__EXERCISE DIRECTIONS__. Copy the data that follows exactly. Include no pictures.

__DATA LINES__.
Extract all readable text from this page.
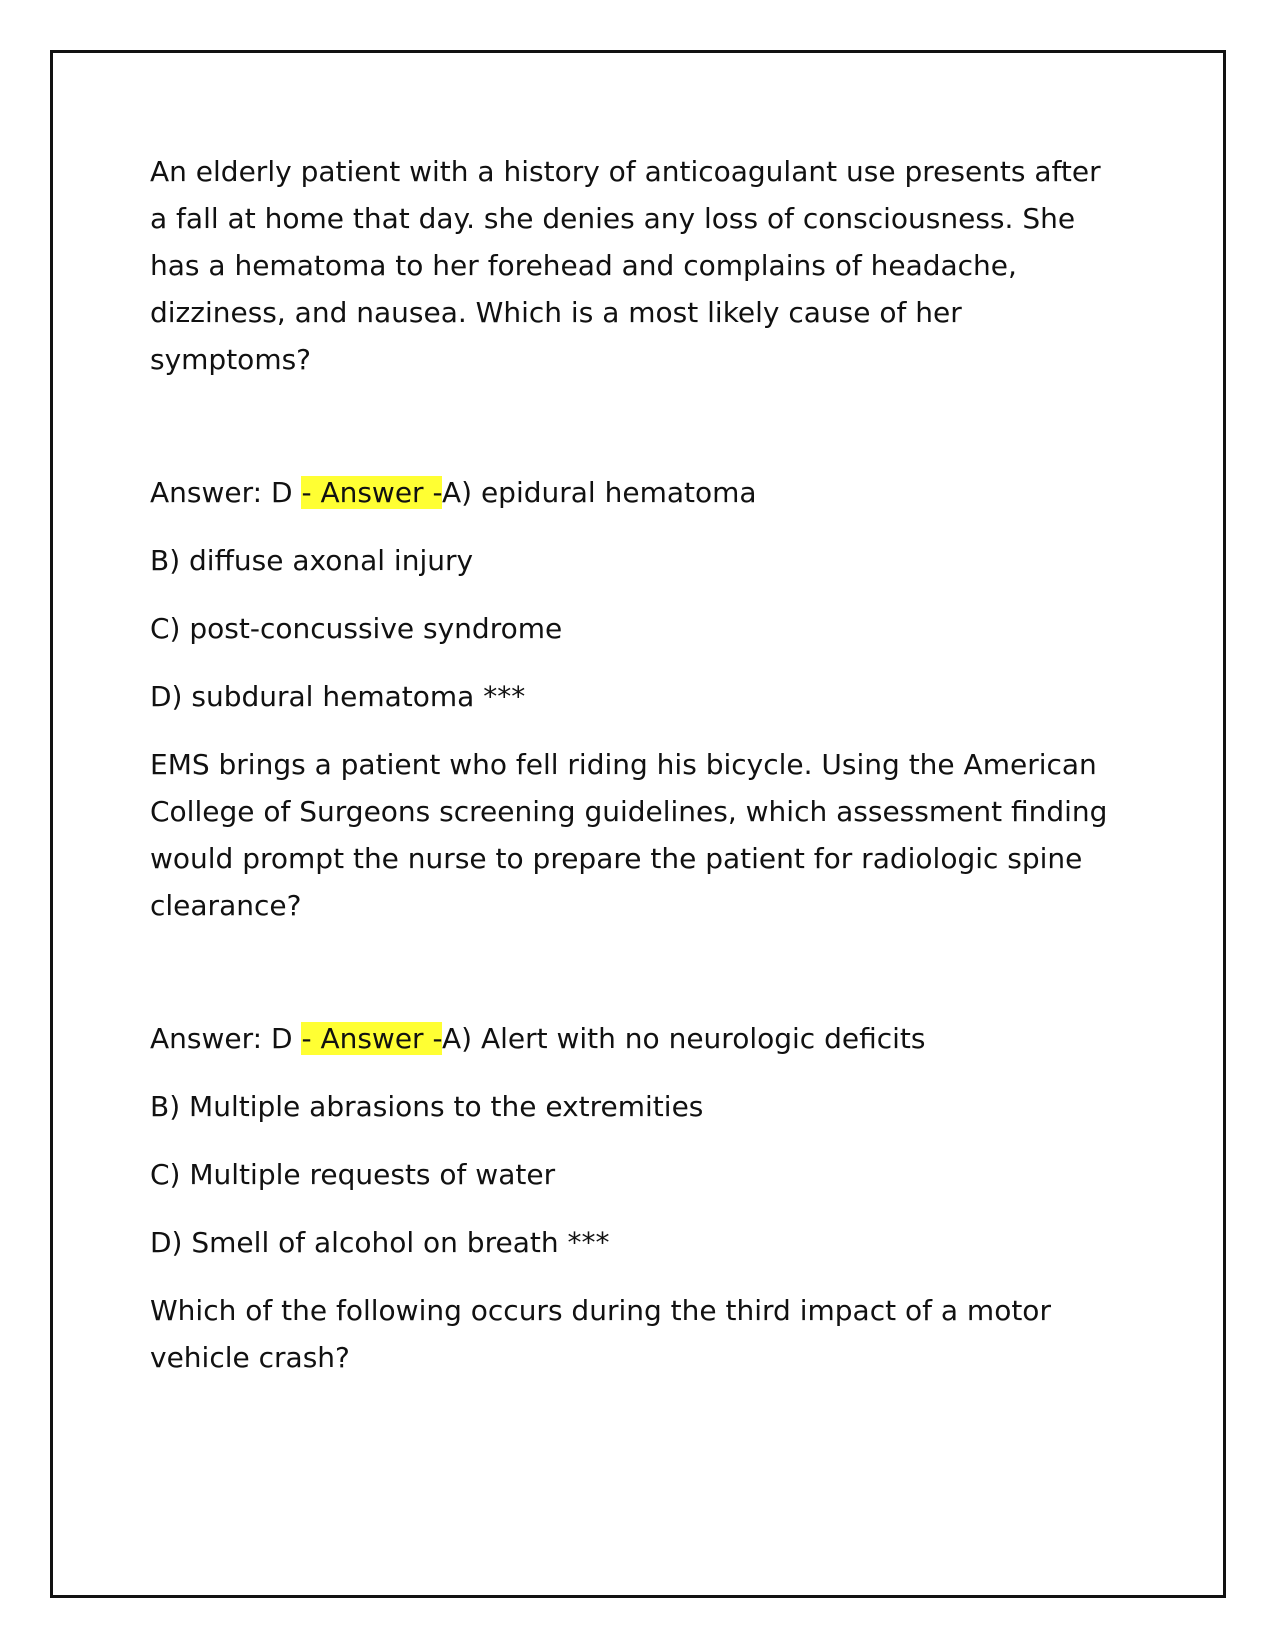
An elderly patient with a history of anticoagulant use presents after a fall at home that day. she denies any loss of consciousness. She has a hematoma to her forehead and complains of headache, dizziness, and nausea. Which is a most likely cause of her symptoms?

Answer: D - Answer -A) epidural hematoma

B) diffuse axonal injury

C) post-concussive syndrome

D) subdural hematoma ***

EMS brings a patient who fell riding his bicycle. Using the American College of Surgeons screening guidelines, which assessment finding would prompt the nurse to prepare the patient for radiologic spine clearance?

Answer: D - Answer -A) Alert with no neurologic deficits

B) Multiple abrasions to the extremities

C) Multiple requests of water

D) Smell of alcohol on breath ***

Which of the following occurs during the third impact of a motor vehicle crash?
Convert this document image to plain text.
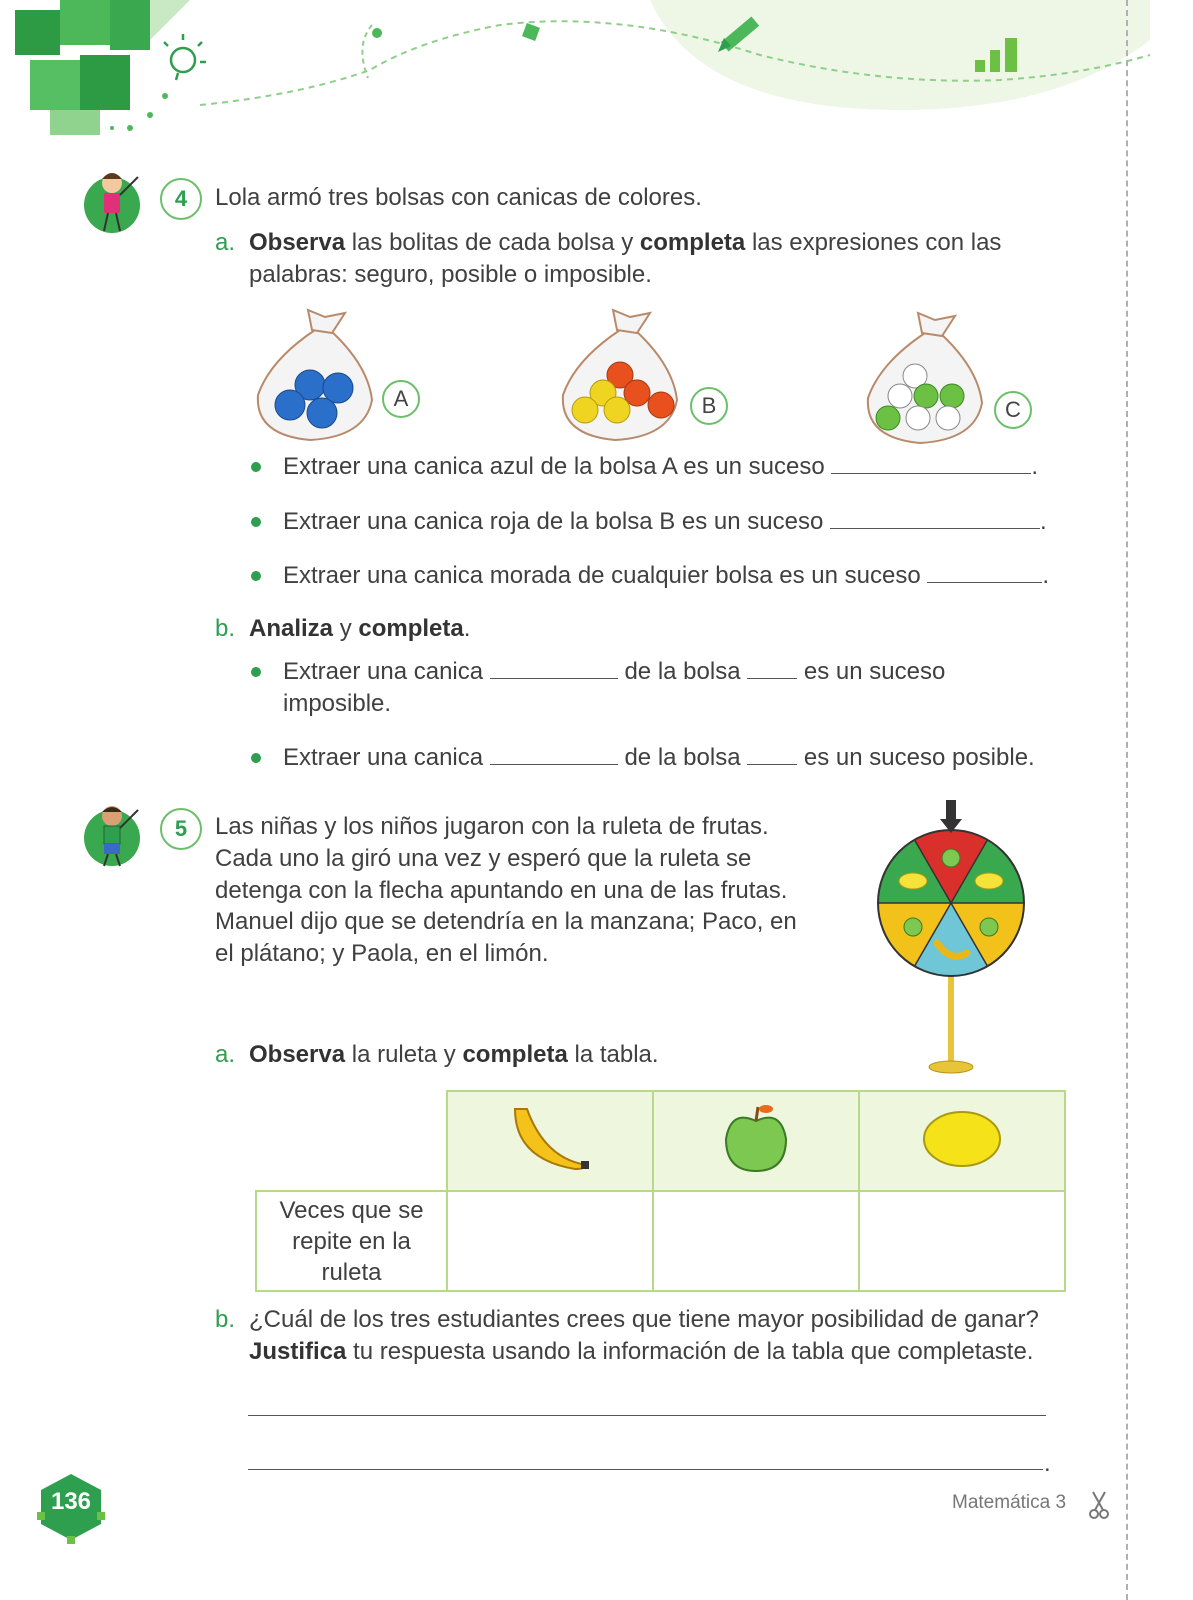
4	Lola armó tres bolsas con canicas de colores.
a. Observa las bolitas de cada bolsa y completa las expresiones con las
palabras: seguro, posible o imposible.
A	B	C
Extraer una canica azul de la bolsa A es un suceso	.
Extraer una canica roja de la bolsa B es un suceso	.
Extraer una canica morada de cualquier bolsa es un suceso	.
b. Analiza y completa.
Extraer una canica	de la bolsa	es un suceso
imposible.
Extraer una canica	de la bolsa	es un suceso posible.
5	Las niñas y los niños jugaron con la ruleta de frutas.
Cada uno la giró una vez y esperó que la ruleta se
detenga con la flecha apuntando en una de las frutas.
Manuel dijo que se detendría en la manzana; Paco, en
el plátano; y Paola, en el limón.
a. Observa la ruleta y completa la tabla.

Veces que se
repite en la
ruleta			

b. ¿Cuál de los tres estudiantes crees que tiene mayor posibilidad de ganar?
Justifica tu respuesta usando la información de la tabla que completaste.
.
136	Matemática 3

__RESPONSE BELOW__.
Extract all readable text from this page.
An elderly patient with a history of anticoagulant use presents after a fall at home that day. she denies any loss of consciousness. She has a hematoma to her forehead and complains of headache, dizziness, and nausea. Which is a most likely cause of her symptoms?

Answer: D - Answer -A) epidural hematoma

B) diffuse axonal injury

C) post-concussive syndrome

D) subdural hematoma ***

EMS brings a patient who fell riding his bicycle. Using the American College of Surgeons screening guidelines, which assessment finding would prompt the nurse to prepare the patient for radiologic spine clearance?

Answer: D - Answer -A) Alert with no neurologic deficits

B) Multiple abrasions to the extremities

C) Multiple requests of water

D) Smell of alcohol on breath ***

Which of the following occurs during the third impact of a motor vehicle crash?
Convert this document image to plain text.
4	Lola armó tres bolsas con canicas de colores.
a. Observa las bolitas de cada bolsa y completa las expresiones con las
palabras: seguro, posible o imposible.
A	B	C
Extraer una canica azul de la bolsa A es un suceso	.
Extraer una canica roja de la bolsa B es un suceso	.
Extraer una canica morada de cualquier bolsa es un suceso	.
b. Analiza y completa.
Extraer una canica	de la bolsa	es un suceso
imposible.
Extraer una canica	de la bolsa	es un suceso posible.
5	Las niñas y los niños jugaron con la ruleta de frutas.
Cada uno la giró una vez y esperó que la ruleta se
detenga con la flecha apuntando en una de las frutas.
Manuel dijo que se detendría en la manzana; Paco, en
el plátano; y Paola, en el limón.
a. Observa la ruleta y completa la tabla.

Veces que se
repite en la
ruleta			

b. ¿Cuál de los tres estudiantes crees que tiene mayor posibilidad de ganar?
Justifica tu respuesta usando la información de la tabla que completaste.
.
136	Matemática 3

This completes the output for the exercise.